Exercise details:
Scan the lines below; pull out those with "name".

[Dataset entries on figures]
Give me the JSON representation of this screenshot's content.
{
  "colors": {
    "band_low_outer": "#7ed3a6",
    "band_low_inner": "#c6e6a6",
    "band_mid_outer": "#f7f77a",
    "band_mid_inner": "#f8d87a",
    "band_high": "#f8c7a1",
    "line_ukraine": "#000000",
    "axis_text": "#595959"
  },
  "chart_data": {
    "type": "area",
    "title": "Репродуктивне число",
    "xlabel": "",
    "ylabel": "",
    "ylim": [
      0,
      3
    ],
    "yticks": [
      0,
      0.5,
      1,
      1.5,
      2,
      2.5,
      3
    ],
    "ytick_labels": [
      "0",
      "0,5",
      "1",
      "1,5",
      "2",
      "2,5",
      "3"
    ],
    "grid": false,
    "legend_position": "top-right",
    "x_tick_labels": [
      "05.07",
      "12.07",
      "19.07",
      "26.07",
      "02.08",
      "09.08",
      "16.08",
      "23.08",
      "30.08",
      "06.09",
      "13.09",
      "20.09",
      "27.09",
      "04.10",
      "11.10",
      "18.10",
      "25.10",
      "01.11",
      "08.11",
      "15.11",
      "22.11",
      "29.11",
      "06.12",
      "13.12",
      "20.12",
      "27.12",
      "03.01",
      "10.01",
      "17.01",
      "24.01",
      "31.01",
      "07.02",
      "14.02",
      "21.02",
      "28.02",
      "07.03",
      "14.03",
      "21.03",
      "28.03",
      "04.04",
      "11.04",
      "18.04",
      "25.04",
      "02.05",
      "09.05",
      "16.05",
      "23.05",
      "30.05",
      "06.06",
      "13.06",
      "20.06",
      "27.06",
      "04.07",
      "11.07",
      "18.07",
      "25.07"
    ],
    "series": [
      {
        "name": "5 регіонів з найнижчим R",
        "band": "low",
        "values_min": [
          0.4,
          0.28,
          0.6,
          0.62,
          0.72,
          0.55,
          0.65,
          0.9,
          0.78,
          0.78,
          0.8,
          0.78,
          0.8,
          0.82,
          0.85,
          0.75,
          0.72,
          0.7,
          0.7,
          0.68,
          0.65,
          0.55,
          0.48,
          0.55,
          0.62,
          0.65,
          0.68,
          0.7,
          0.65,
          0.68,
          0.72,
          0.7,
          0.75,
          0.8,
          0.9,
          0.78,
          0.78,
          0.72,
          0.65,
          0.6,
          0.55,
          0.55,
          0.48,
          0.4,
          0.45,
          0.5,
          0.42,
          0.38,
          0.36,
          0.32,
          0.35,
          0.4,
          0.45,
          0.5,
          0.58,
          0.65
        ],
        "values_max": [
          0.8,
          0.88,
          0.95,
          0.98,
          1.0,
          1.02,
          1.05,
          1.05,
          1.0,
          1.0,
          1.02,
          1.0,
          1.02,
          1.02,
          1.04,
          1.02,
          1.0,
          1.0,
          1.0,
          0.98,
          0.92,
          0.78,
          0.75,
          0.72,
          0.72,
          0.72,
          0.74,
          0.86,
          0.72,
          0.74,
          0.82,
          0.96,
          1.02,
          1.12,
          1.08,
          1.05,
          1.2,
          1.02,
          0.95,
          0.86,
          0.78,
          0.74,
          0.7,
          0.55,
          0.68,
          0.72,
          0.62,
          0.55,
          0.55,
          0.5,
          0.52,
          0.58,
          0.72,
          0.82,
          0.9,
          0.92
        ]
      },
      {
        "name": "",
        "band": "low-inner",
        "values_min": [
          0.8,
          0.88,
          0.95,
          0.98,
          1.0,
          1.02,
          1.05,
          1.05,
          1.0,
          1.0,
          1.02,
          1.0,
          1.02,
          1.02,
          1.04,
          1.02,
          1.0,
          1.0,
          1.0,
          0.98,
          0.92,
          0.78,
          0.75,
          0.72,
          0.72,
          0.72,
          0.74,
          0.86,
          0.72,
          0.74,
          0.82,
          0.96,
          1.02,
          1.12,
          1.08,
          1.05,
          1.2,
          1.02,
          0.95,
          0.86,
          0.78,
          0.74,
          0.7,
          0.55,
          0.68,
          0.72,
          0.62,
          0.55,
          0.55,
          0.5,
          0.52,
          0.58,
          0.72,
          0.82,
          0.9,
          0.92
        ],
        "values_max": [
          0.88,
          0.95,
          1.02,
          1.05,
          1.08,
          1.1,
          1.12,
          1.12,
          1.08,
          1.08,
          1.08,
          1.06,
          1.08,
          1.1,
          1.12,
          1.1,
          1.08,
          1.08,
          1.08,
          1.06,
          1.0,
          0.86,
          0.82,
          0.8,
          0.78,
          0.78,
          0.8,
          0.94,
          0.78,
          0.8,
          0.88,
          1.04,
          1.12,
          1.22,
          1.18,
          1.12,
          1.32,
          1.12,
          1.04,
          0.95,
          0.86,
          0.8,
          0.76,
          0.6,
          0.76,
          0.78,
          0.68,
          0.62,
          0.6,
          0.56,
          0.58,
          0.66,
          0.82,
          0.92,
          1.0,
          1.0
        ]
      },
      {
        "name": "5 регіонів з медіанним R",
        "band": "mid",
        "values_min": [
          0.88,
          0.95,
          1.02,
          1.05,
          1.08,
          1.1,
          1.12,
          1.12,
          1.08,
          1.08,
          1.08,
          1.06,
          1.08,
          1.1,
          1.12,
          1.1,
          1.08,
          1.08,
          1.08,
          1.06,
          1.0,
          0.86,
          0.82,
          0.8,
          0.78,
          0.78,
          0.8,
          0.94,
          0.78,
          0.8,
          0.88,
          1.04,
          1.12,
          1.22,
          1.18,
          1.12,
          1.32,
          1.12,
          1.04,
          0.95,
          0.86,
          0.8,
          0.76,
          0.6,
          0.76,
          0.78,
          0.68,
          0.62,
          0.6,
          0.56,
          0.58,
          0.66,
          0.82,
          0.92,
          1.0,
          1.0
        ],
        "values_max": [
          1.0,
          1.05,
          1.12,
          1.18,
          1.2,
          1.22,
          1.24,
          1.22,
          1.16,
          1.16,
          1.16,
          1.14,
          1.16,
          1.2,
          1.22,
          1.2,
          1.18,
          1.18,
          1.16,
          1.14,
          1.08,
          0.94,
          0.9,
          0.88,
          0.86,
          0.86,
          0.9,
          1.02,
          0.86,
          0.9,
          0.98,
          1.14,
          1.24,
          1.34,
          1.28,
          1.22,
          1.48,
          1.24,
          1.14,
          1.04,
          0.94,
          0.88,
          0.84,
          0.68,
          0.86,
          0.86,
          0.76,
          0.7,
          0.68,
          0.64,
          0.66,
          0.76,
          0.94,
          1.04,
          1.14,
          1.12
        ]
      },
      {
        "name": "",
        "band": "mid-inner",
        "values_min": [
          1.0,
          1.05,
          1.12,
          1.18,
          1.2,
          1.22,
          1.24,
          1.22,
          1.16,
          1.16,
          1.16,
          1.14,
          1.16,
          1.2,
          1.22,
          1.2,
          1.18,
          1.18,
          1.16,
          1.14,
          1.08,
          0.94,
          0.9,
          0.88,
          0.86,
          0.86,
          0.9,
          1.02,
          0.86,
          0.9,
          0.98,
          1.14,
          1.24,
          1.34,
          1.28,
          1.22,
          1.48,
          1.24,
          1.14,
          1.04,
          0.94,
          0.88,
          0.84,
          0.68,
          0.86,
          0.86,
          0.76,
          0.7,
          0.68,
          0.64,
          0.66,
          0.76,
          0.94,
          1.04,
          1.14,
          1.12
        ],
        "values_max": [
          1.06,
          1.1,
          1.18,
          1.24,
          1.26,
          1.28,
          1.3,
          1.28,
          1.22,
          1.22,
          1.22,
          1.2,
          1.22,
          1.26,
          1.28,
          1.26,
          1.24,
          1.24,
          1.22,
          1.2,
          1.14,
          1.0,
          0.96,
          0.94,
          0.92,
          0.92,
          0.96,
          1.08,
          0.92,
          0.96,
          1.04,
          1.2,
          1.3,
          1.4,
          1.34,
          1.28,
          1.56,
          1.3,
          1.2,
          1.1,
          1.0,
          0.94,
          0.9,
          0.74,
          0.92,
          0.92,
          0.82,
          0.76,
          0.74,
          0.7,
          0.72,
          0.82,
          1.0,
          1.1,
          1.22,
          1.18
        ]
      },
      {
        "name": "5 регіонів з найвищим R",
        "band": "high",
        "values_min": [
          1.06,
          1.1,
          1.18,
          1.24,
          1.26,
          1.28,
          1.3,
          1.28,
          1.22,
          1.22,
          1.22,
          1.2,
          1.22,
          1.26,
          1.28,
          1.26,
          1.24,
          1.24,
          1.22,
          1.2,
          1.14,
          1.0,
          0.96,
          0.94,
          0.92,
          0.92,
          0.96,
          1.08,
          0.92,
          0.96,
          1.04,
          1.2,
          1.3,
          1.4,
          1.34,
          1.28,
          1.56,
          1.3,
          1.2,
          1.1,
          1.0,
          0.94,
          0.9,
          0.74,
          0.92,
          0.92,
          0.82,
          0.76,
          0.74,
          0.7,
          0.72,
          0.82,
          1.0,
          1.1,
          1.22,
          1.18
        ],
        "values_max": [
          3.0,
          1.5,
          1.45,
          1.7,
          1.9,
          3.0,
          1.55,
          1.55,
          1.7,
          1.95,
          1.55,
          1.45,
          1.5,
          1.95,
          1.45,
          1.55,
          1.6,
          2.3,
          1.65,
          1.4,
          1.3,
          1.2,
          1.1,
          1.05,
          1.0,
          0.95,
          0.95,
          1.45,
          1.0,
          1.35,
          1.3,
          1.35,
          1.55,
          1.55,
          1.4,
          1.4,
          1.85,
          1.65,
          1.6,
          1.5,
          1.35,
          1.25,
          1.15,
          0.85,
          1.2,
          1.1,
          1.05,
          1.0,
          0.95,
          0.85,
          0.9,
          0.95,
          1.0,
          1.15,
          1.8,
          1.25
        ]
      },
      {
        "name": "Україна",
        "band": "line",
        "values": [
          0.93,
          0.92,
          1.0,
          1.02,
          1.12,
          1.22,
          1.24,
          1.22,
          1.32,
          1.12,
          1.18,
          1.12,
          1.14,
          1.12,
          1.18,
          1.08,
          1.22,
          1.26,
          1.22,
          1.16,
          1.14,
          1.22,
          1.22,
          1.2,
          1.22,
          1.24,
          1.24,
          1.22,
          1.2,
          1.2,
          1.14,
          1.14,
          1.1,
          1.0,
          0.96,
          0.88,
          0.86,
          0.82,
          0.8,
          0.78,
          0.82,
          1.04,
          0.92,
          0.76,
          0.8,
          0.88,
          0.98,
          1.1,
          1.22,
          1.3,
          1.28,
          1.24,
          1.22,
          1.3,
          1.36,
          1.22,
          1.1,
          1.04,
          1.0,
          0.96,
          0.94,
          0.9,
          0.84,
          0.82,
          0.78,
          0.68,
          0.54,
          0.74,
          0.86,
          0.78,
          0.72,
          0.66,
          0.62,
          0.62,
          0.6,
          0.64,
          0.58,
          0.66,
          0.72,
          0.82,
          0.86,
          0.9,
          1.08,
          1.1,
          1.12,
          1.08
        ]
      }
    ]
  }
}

Exercise response:
        "name": "5 регіонів з найнижчим R",
        "name": "",
        "name": "5 регіонів з медіанним R",
        "name": "",
        "name": "5 регіонів з найвищим R",
        "name": "Україна",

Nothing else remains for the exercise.